DATA SUPPLIED.

** START **

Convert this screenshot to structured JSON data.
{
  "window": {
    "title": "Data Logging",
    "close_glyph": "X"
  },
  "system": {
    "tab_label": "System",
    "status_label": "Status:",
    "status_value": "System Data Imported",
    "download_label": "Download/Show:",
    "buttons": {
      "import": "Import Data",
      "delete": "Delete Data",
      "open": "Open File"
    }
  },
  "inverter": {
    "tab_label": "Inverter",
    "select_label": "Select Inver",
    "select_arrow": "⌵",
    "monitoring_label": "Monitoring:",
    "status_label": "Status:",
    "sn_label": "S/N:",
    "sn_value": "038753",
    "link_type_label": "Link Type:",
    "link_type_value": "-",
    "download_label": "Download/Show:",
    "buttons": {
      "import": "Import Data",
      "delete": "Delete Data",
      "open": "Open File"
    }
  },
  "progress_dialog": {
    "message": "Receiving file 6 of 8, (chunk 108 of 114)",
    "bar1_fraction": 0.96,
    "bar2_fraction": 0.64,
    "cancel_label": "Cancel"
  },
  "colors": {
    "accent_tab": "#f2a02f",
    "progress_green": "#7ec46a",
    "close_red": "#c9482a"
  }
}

** END **
** START **

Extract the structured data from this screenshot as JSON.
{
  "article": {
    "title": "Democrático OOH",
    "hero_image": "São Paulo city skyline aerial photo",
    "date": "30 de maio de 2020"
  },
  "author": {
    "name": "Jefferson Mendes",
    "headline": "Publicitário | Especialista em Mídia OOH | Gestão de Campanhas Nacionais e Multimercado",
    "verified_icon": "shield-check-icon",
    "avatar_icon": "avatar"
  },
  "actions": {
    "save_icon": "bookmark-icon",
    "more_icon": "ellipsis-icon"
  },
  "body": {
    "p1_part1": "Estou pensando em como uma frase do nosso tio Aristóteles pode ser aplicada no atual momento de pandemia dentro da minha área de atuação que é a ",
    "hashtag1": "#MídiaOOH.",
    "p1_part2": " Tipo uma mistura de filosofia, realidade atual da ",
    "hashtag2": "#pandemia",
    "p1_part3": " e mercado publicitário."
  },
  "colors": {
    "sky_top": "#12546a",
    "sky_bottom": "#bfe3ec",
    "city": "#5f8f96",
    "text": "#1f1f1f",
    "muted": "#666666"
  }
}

** END **

GIVEN REQUEST. Copy each line above that contains the word "atual".

EXERCISE OUTPUT.
    "p1_part1": "Estou pensando em como uma frase do nosso tio Aristóteles pode ser aplicada no atual momento de pandemia dentro da minha área de atuação que é a ",
    "p1_part2": " Tipo uma mistura de filosofia, realidade atual da ",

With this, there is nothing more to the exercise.